_GIVEN INFORMATION_

-*-

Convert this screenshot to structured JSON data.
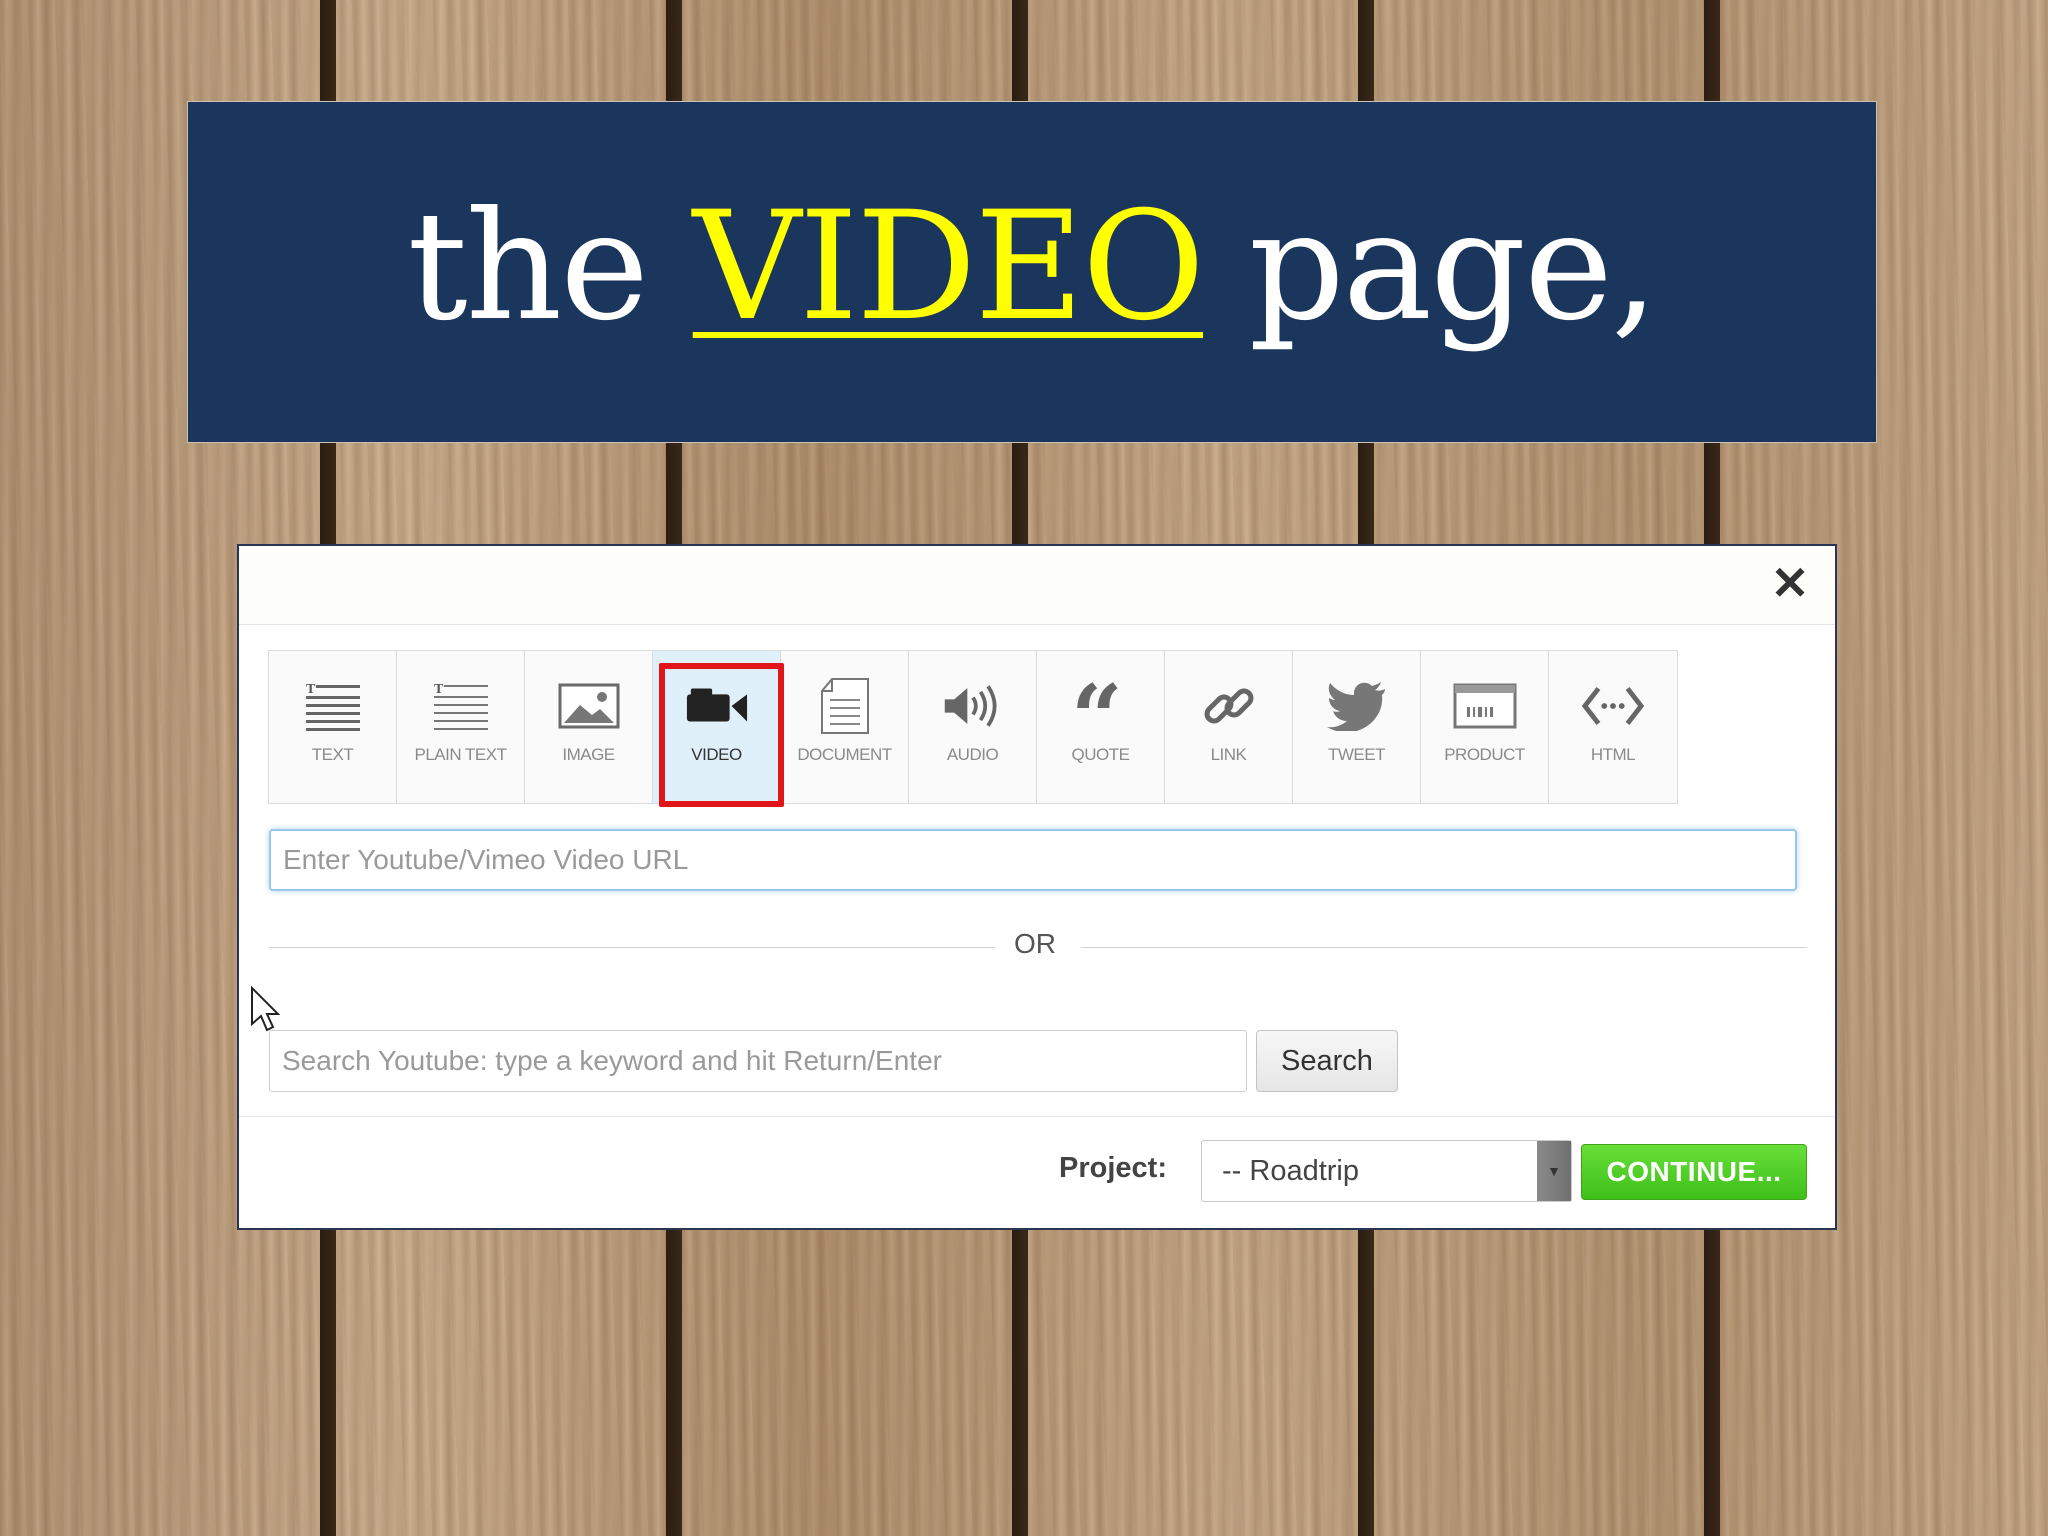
{
  "banner": {
    "title_before": "the",
    "title_highlight": "VIDEO",
    "title_after": "page,"
  },
  "dialog": {
    "close_glyph": "✕",
    "toolbar": [
      {
        "label": "TEXT",
        "icon": "text-lines-icon"
      },
      {
        "label": "PLAIN TEXT",
        "icon": "plain-text-icon"
      },
      {
        "label": "IMAGE",
        "icon": "image-icon"
      },
      {
        "label": "VIDEO",
        "icon": "video-camera-icon"
      },
      {
        "label": "DOCUMENT",
        "icon": "document-icon"
      },
      {
        "label": "AUDIO",
        "icon": "speaker-icon"
      },
      {
        "label": "QUOTE",
        "icon": "quote-icon"
      },
      {
        "label": "LINK",
        "icon": "link-icon"
      },
      {
        "label": "TWEET",
        "icon": "twitter-bird-icon"
      },
      {
        "label": "PRODUCT",
        "icon": "product-icon"
      },
      {
        "label": "HTML",
        "icon": "code-icon"
      }
    ],
    "active_tool": "VIDEO",
    "url_placeholder": "Enter Youtube/Vimeo Video URL",
    "or_text": "OR",
    "search_placeholder": "Search Youtube: type a keyword and hit Return/Enter",
    "search_button": "Search",
    "project_label": "Project:",
    "project_value": "-- Roadtrip",
    "continue_button": "CONTINUE..."
  },
  "colors": {
    "banner_bg": "#1b365d",
    "highlight": "#ffff00",
    "active_outline": "#e0161a",
    "continue_green": "#4fcb25"
  }
}
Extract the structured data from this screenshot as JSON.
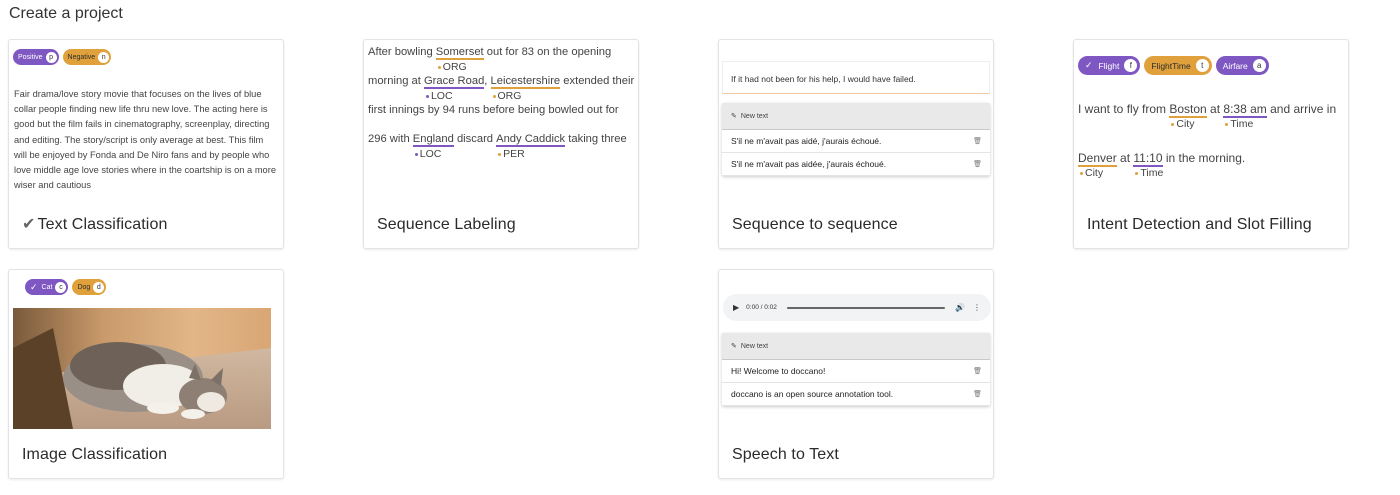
{
  "page": {
    "title": "Create a project"
  },
  "colors": {
    "purple": "#7e57c2",
    "orange": "#e0a13c"
  },
  "cards": {
    "text_classification": {
      "title": "Text Classification",
      "check_icon": "check-icon",
      "chips": [
        {
          "label": "Positive",
          "key": "p"
        },
        {
          "label": "Negative",
          "key": "n"
        }
      ],
      "text": "Fair drama/love story movie that focuses on the lives of blue collar people finding new life thru new love. The acting here is good but the film fails in cinematography, screenplay, directing and editing. The story/script is only average at best. This film will be enjoyed by Fonda and De Niro fans and by people who love middle age love stories where in the coartship is on a more wiser and cautious"
    },
    "sequence_labeling": {
      "title": "Sequence Labeling",
      "line1": {
        "pre": "After bowling ",
        "ent": "Somerset",
        "post": " out for 83 on the opening",
        "tag": "ORG"
      },
      "line2": {
        "pre": "morning at ",
        "ent1": "Grace Road",
        "tag1": "LOC",
        "mid": ", ",
        "ent2": "Leicestershire",
        "tag2": "ORG",
        "post": " extended their"
      },
      "line3": {
        "text": "first innings by 94 runs before being bowled out for"
      },
      "line4": {
        "pre": "296 with ",
        "ent1": "England",
        "tag1": "LOC",
        "mid": " discard ",
        "ent2": "Andy Caddick",
        "tag2": "PER",
        "post": " taking three"
      }
    },
    "seq2seq": {
      "title": "Sequence to sequence",
      "source": "If it had not been for his help, I would have failed.",
      "new_text_label": "New text",
      "rows": [
        "S'il ne m'avait pas aidé, j'aurais échoué.",
        "S'il ne m'avait pas aidée, j'aurais échoué."
      ]
    },
    "intent": {
      "title": "Intent Detection and Slot Filling",
      "chips": [
        {
          "label": "Flight",
          "key": "f"
        },
        {
          "label": "FlightTime",
          "key": "t"
        },
        {
          "label": "Airfare",
          "key": "a"
        }
      ],
      "line1": {
        "pre": "I want to fly from ",
        "ent1": "Boston",
        "tag1": "City",
        "mid": " at ",
        "ent2": "8:38 am",
        "tag2": "Time",
        "post": " and arrive in"
      },
      "line2": {
        "ent1": "Denver",
        "tag1": "City",
        "mid": " at ",
        "ent2": "11:10",
        "tag2": "Time",
        "post": " in the morning."
      }
    },
    "image_classification": {
      "title": "Image Classification",
      "chips": [
        {
          "label": "Cat",
          "key": "c"
        },
        {
          "label": "Dog",
          "key": "d"
        }
      ],
      "image_alt": "cat"
    },
    "speech_to_text": {
      "title": "Speech to Text",
      "audio_time": "0:00 / 0:02",
      "new_text_label": "New text",
      "rows": [
        "Hi! Welcome to doccano!",
        "doccano is an open source annotation tool."
      ]
    }
  }
}
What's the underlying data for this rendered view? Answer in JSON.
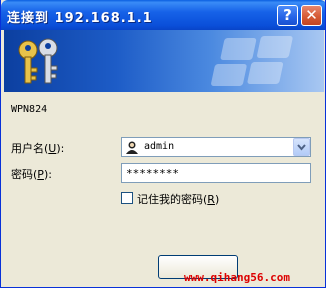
{
  "window": {
    "title": "连接到 192.168.1.1"
  },
  "titlebar": {
    "help_label": "?",
    "close_label": "✕"
  },
  "device_name": "WPN824",
  "form": {
    "username_label": "用户名",
    "username_hotkey": "U",
    "username_value": "admin",
    "password_label": "密码",
    "password_hotkey": "P",
    "password_value": "********",
    "remember_label": "记住我的密码",
    "remember_hotkey": "R",
    "remember_checked": false
  },
  "icons": [
    "keys-icon",
    "user-icon",
    "chevron-down-icon",
    "help-icon",
    "close-icon"
  ],
  "watermark": "www.qihang56.com"
}
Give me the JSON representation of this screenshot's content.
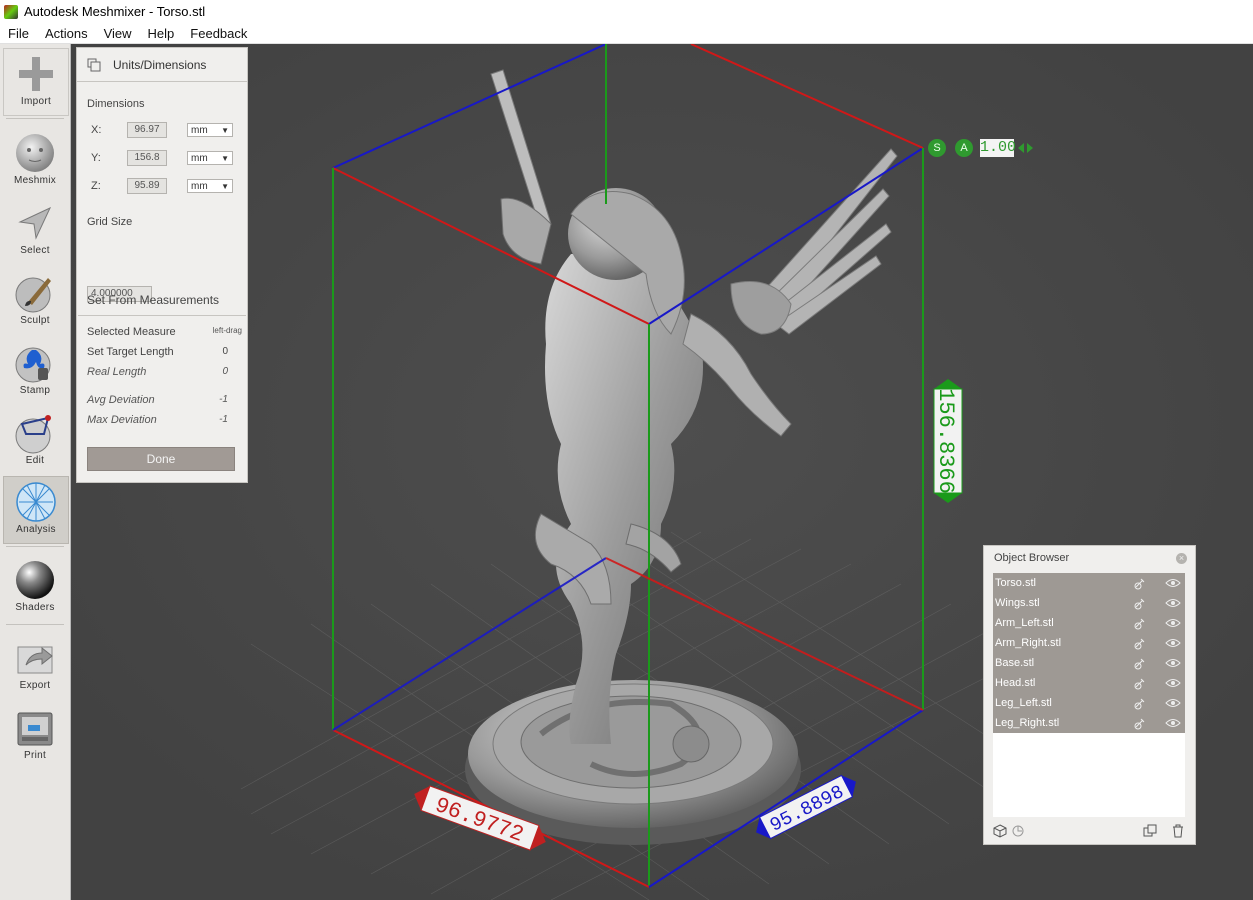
{
  "window": {
    "title": "Autodesk Meshmixer - Torso.stl"
  },
  "menu": [
    "File",
    "Actions",
    "View",
    "Help",
    "Feedback"
  ],
  "toolbar": {
    "import": "Import",
    "meshmix": "Meshmix",
    "select": "Select",
    "sculpt": "Sculpt",
    "stamp": "Stamp",
    "edit": "Edit",
    "analysis": "Analysis",
    "shaders": "Shaders",
    "export": "Export",
    "print": "Print",
    "active": "Analysis"
  },
  "panel": {
    "title": "Units/Dimensions",
    "dimensions_label": "Dimensions",
    "x_label": "X:",
    "x_value": "96.97",
    "x_unit": "mm",
    "y_label": "Y:",
    "y_value": "156.8",
    "y_unit": "mm",
    "z_label": "Z:",
    "z_value": "95.89",
    "z_unit": "mm",
    "grid_size_label": "Grid Size",
    "grid_size_value": "4.000000",
    "set_from_label": "Set From Measurements",
    "selected_measure_label": "Selected Measure",
    "selected_measure_value": "left-drag",
    "set_target_label": "Set Target Length",
    "set_target_value": "0",
    "real_length_label": "Real Length",
    "real_length_value": "0",
    "avg_dev_label": "Avg Deviation",
    "avg_dev_value": "-1",
    "max_dev_label": "Max Deviation",
    "max_dev_value": "-1",
    "done_label": "Done"
  },
  "viewport": {
    "scale_s": "S",
    "scale_a": "A",
    "scale_value": "1.00",
    "height_label": "156.8366",
    "width_label": "96.9772",
    "depth_label": "95.8898",
    "colors": {
      "x_axis": "#d01818",
      "y_axis": "#1a9a1a",
      "z_axis": "#1818c8",
      "background": "#4a4a4a"
    }
  },
  "object_browser": {
    "title": "Object Browser",
    "items": [
      "Torso.stl",
      "Wings.stl",
      "Arm_Left.stl",
      "Arm_Right.stl",
      "Base.stl",
      "Head.stl",
      "Leg_Left.stl",
      "Leg_Right.stl"
    ]
  }
}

-*-

_YOUR TASK_
Pick out the lines containing the string "Analysis".

_OUTPUT FOR THIS EXERCISE_
    "analysis": "Analysis",
    "active": "Analysis"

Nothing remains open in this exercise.